WORK TO DO: Please transcribe the records precisely; pictures stay out of your copy.

RECORDS FOR THIS EXERCISE:
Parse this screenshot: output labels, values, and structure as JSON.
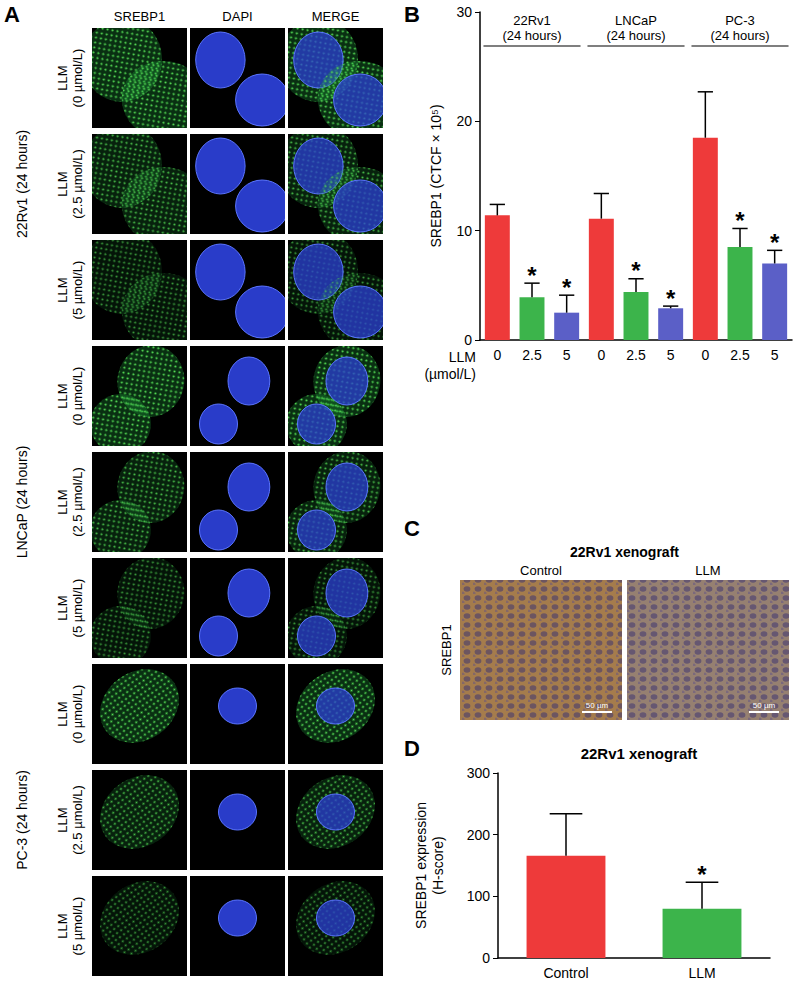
{
  "panel_labels": {
    "a": "A",
    "b": "B",
    "c": "C",
    "d": "D"
  },
  "panel_a": {
    "columns": [
      "SREBP1",
      "DAPI",
      "MERGE"
    ],
    "groups": [
      {
        "label": "22Rv1 (24 hours)",
        "rows": [
          "LLM\n(0 µmol/L)",
          "LLM\n(2.5 µmol/L)",
          "LLM\n(5 µmol/L)"
        ]
      },
      {
        "label": "LNCaP (24 hours)",
        "rows": [
          "LLM\n(0 µmol/L)",
          "LLM\n(2.5 µmol/L)",
          "LLM\n(5 µmol/L)"
        ]
      },
      {
        "label": "PC-3 (24 hours)",
        "rows": [
          "LLM\n(0 µmol/L)",
          "LLM\n(2.5 µmol/L)",
          "LLM\n(5 µmol/L)"
        ]
      }
    ]
  },
  "panel_c": {
    "title": "22Rv1 xenograft",
    "columns": [
      "Control",
      "LLM"
    ],
    "row_label": "SREBP1",
    "scale_bar": "50 µm"
  },
  "chart_data": [
    {
      "type": "bar",
      "group_labels": [
        "22Rv1\n(24 hours)",
        "LNCaP\n(24 hours)",
        "PC-3\n(24 hours)"
      ],
      "categories": [
        "0",
        "2.5",
        "5",
        "0",
        "2.5",
        "5",
        "0",
        "2.5",
        "5"
      ],
      "values": [
        11.4,
        3.9,
        2.5,
        11.1,
        4.4,
        2.9,
        18.5,
        8.5,
        7.0
      ],
      "errors": [
        1.0,
        1.3,
        1.6,
        2.3,
        1.2,
        0.2,
        4.2,
        1.7,
        1.2
      ],
      "colors": [
        "#ee3a3a",
        "#3cb44b",
        "#5b5fc7",
        "#ee3a3a",
        "#3cb44b",
        "#5b5fc7",
        "#ee3a3a",
        "#3cb44b",
        "#5b5fc7"
      ],
      "significance": [
        null,
        "*",
        "*",
        null,
        "*",
        "*",
        null,
        "*",
        "*"
      ],
      "ylabel": "SREBP1 (CTCF × 10⁵)",
      "xlabel": "LLM\n(µmol/L)",
      "ylim": [
        0,
        30
      ],
      "yticks": [
        0,
        10,
        20,
        30
      ],
      "grid": false
    },
    {
      "type": "bar",
      "title": "22Rv1 xenograft",
      "categories": [
        "Control",
        "LLM"
      ],
      "values": [
        166,
        80
      ],
      "errors": [
        68,
        43
      ],
      "colors": [
        "#ee3a3a",
        "#3cb44b"
      ],
      "significance": [
        null,
        "*"
      ],
      "ylabel": "SREBP1 expression\n(H-score)",
      "ylim": [
        0,
        300
      ],
      "yticks": [
        0,
        100,
        200,
        300
      ],
      "grid": false
    }
  ]
}
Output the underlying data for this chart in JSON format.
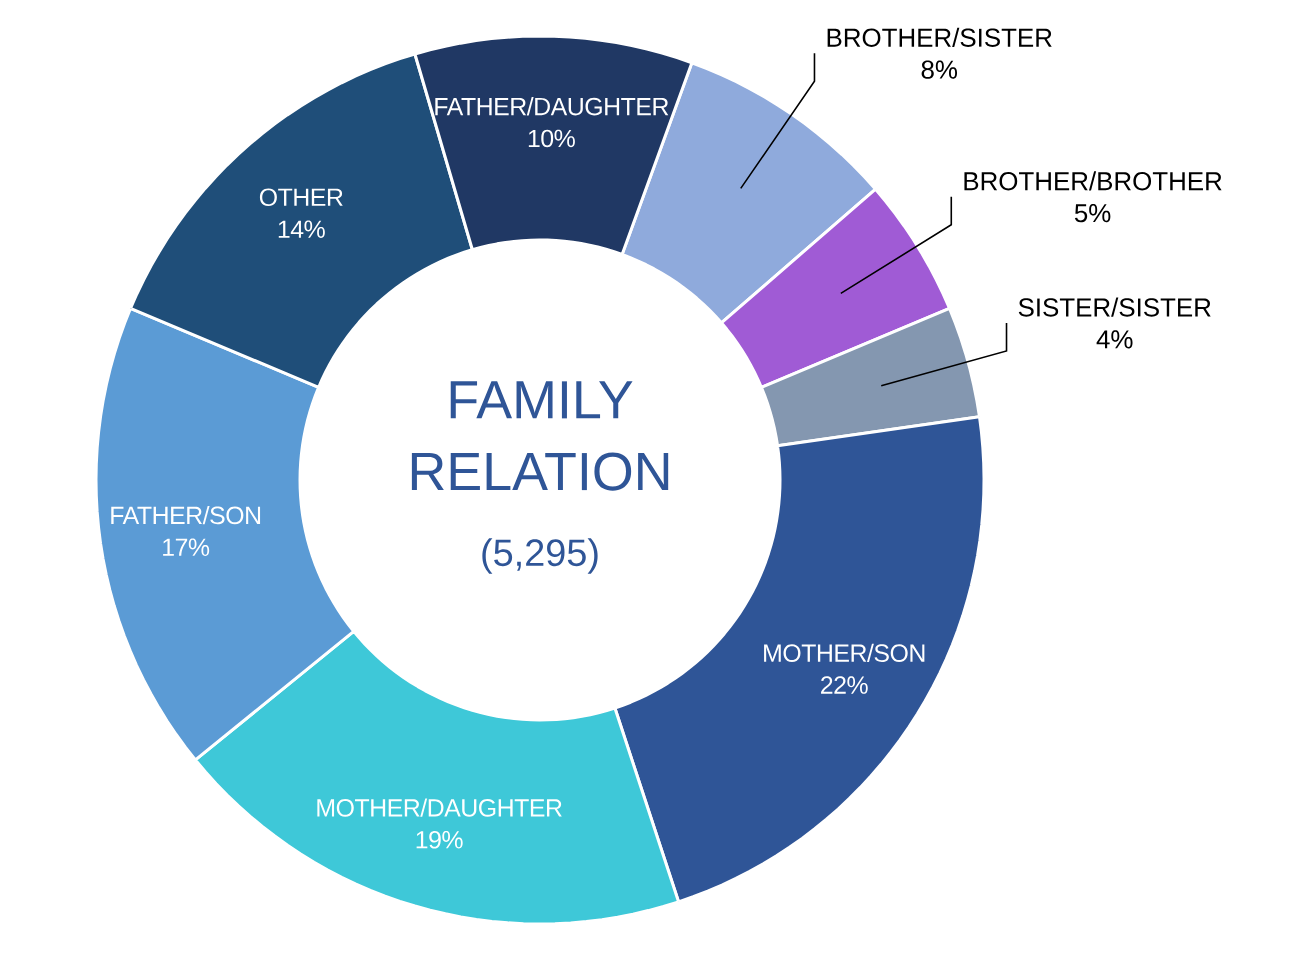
{
  "chart_data": {
    "type": "donut",
    "title": "FAMILY RELATION",
    "subtitle": "(5,295)",
    "categories": [
      "BROTHER/SISTER",
      "BROTHER/BROTHER",
      "SISTER/SISTER",
      "MOTHER/SON",
      "MOTHER/DAUGHTER",
      "FATHER/SON",
      "OTHER",
      "FATHER/DAUGHTER"
    ],
    "values": [
      8,
      5,
      4,
      22,
      19,
      17,
      14,
      10
    ],
    "value_labels": [
      "8%",
      "5%",
      "4%",
      "22%",
      "19%",
      "17%",
      "14%",
      "10%"
    ],
    "colors": [
      "#8faadc",
      "#a05bd5",
      "#8497b0",
      "#2f5597",
      "#3ec8d8",
      "#5b9bd5",
      "#1f4e79",
      "#203864"
    ]
  }
}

RESULT FOR THIS EXERCISE:
Parse this screenshot: output labels, values, and structure as JSON.
{
  "panel_labels": {
    "a": "A",
    "b": "B",
    "c": "C",
    "d": "D"
  },
  "panel_a": {
    "columns": [
      "SREBP1",
      "DAPI",
      "MERGE"
    ],
    "groups": [
      {
        "label": "22Rv1 (24 hours)",
        "rows": [
          "LLM\n(0 µmol/L)",
          "LLM\n(2.5 µmol/L)",
          "LLM\n(5 µmol/L)"
        ]
      },
      {
        "label": "LNCaP (24 hours)",
        "rows": [
          "LLM\n(0 µmol/L)",
          "LLM\n(2.5 µmol/L)",
          "LLM\n(5 µmol/L)"
        ]
      },
      {
        "label": "PC-3 (24 hours)",
        "rows": [
          "LLM\n(0 µmol/L)",
          "LLM\n(2.5 µmol/L)",
          "LLM\n(5 µmol/L)"
        ]
      }
    ]
  },
  "panel_c": {
    "title": "22Rv1 xenograft",
    "columns": [
      "Control",
      "LLM"
    ],
    "row_label": "SREBP1",
    "scale_bar": "50 µm"
  },
  "chart_data": [
    {
      "type": "bar",
      "group_labels": [
        "22Rv1\n(24 hours)",
        "LNCaP\n(24 hours)",
        "PC-3\n(24 hours)"
      ],
      "categories": [
        "0",
        "2.5",
        "5",
        "0",
        "2.5",
        "5",
        "0",
        "2.5",
        "5"
      ],
      "values": [
        11.4,
        3.9,
        2.5,
        11.1,
        4.4,
        2.9,
        18.5,
        8.5,
        7.0
      ],
      "errors": [
        1.0,
        1.3,
        1.6,
        2.3,
        1.2,
        0.2,
        4.2,
        1.7,
        1.2
      ],
      "colors": [
        "#ee3a3a",
        "#3cb44b",
        "#5b5fc7",
        "#ee3a3a",
        "#3cb44b",
        "#5b5fc7",
        "#ee3a3a",
        "#3cb44b",
        "#5b5fc7"
      ],
      "significance": [
        null,
        "*",
        "*",
        null,
        "*",
        "*",
        null,
        "*",
        "*"
      ],
      "ylabel": "SREBP1 (CTCF × 10⁵)",
      "xlabel": "LLM\n(µmol/L)",
      "ylim": [
        0,
        30
      ],
      "yticks": [
        0,
        10,
        20,
        30
      ],
      "grid": false
    },
    {
      "type": "bar",
      "title": "22Rv1 xenograft",
      "categories": [
        "Control",
        "LLM"
      ],
      "values": [
        166,
        80
      ],
      "errors": [
        68,
        43
      ],
      "colors": [
        "#ee3a3a",
        "#3cb44b"
      ],
      "significance": [
        null,
        "*"
      ],
      "ylabel": "SREBP1 expression\n(H-score)",
      "ylim": [
        0,
        300
      ],
      "yticks": [
        0,
        100,
        200,
        300
      ],
      "grid": false
    }
  ]
}
Output the underlying data for this chart in JSON format.
{
  "chart_data": {
    "type": "donut",
    "title": "FAMILY RELATION",
    "subtitle": "(5,295)",
    "categories": [
      "BROTHER/SISTER",
      "BROTHER/BROTHER",
      "SISTER/SISTER",
      "MOTHER/SON",
      "MOTHER/DAUGHTER",
      "FATHER/SON",
      "OTHER",
      "FATHER/DAUGHTER"
    ],
    "values": [
      8,
      5,
      4,
      22,
      19,
      17,
      14,
      10
    ],
    "value_labels": [
      "8%",
      "5%",
      "4%",
      "22%",
      "19%",
      "17%",
      "14%",
      "10%"
    ],
    "colors": [
      "#8faadc",
      "#a05bd5",
      "#8497b0",
      "#2f5597",
      "#3ec8d8",
      "#5b9bd5",
      "#1f4e79",
      "#203864"
    ]
  }
}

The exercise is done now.